Goal |
Update the records below by changing every "candle-body" to "candlestick-body" and leaving all other text as it is. Leave the pictures out of your output.

##### Input #####

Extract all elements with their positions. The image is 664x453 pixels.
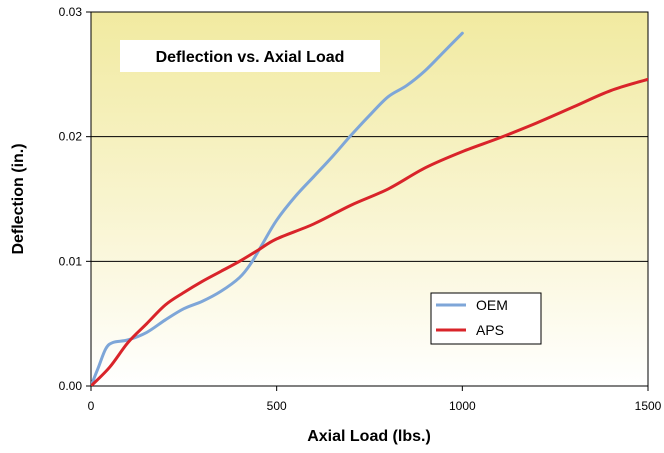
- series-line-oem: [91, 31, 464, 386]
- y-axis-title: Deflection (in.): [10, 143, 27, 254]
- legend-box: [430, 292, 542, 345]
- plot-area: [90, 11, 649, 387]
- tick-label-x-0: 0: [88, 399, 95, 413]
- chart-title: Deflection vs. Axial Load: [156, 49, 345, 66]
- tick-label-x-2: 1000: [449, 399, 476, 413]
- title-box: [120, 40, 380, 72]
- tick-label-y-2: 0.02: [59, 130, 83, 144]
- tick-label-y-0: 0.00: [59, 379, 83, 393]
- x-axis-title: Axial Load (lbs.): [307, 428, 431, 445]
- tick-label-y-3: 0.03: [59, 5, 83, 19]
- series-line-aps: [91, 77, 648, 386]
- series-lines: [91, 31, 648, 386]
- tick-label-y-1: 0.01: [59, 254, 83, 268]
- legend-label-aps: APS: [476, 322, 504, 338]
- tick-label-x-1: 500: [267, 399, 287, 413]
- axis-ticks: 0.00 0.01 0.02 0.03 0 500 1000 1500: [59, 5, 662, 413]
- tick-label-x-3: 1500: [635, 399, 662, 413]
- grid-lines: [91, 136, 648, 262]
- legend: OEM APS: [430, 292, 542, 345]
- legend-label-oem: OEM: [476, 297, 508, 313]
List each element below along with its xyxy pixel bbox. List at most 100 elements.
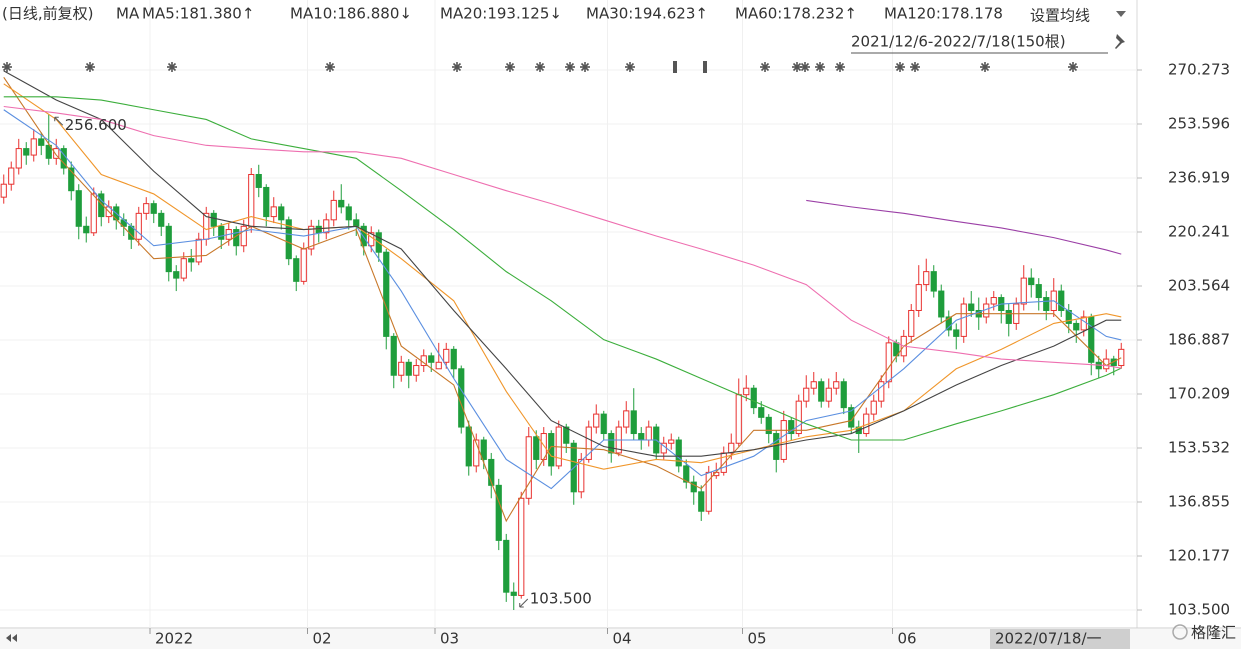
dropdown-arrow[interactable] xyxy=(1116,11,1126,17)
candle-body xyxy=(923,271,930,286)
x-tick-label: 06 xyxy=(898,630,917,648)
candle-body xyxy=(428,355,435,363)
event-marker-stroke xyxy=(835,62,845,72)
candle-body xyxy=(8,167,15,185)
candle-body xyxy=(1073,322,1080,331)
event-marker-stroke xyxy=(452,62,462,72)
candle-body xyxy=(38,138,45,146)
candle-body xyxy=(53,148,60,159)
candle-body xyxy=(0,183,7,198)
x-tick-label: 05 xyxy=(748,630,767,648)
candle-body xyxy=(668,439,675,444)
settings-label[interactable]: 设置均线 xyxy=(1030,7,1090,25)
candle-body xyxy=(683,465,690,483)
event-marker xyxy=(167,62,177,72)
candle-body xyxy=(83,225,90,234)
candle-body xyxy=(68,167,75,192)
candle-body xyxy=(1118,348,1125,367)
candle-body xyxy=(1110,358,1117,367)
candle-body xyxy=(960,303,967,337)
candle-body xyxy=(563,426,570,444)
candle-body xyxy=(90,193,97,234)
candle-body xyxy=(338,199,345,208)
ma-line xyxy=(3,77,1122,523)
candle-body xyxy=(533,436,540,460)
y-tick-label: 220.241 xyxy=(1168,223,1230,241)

#####

Correct answer |
Extract all elements with their positions. The image is 664x453 pixels.
- series-line-oem: [91, 31, 464, 386]
- y-axis-title: Deflection (in.): [10, 143, 27, 254]
- legend-box: [430, 292, 542, 345]
- plot-area: [90, 11, 649, 387]
- tick-label-x-0: 0: [88, 399, 95, 413]
- chart-title: Deflection vs. Axial Load: [156, 49, 345, 66]
- tick-label-x-2: 1000: [449, 399, 476, 413]
- title-box: [120, 40, 380, 72]
- tick-label-y-2: 0.02: [59, 130, 83, 144]
- tick-label-y-0: 0.00: [59, 379, 83, 393]
- x-axis-title: Axial Load (lbs.): [307, 428, 431, 445]
- tick-label-y-3: 0.03: [59, 5, 83, 19]
- series-line-aps: [91, 77, 648, 386]
- series-lines: [91, 31, 648, 386]
- tick-label-y-1: 0.01: [59, 254, 83, 268]
- legend-label-aps: APS: [476, 322, 504, 338]
- tick-label-x-1: 500: [267, 399, 287, 413]
- axis-ticks: 0.00 0.01 0.02 0.03 0 500 1000 1500: [59, 5, 662, 413]
- tick-label-x-3: 1500: [635, 399, 662, 413]
- grid-lines: [91, 136, 648, 262]
- legend: OEM APS: [430, 292, 542, 345]
- legend-label-oem: OEM: [476, 297, 508, 313]
List each element below along with its xyxy pixel bbox. List at most 100 elements.
dropdown-arrow[interactable] xyxy=(1116,11,1126,17)
candlestick-body xyxy=(923,271,930,286)
x-tick-label: 06 xyxy=(898,630,917,648)
candlestick-body xyxy=(428,355,435,363)
event-marker-stroke xyxy=(835,62,845,72)
candlestick-body xyxy=(8,167,15,185)
candlestick-body xyxy=(1073,322,1080,331)
event-marker-stroke xyxy=(452,62,462,72)
candlestick-body xyxy=(38,138,45,146)
candlestick-body xyxy=(53,148,60,159)
candlestick-body xyxy=(0,183,7,198)
x-tick-label: 05 xyxy=(748,630,767,648)
candlestick-body xyxy=(668,439,675,444)
settings-label[interactable]: 设置均线 xyxy=(1030,7,1090,25)
candlestick-body xyxy=(683,465,690,483)
event-marker xyxy=(167,62,177,72)
candlestick-body xyxy=(83,225,90,234)
candlestick-body xyxy=(68,167,75,192)
candlestick-body xyxy=(1118,348,1125,367)
candlestick-body xyxy=(1110,358,1117,367)
candlestick-body xyxy=(960,303,967,337)
candlestick-body xyxy=(563,426,570,444)
candlestick-body xyxy=(90,193,97,234)
candlestick-body xyxy=(338,199,345,208)
ma-line xyxy=(3,77,1122,523)
candlestick-body xyxy=(533,436,540,460)
y-tick-label: 220.241 xyxy=(1168,223,1230,241)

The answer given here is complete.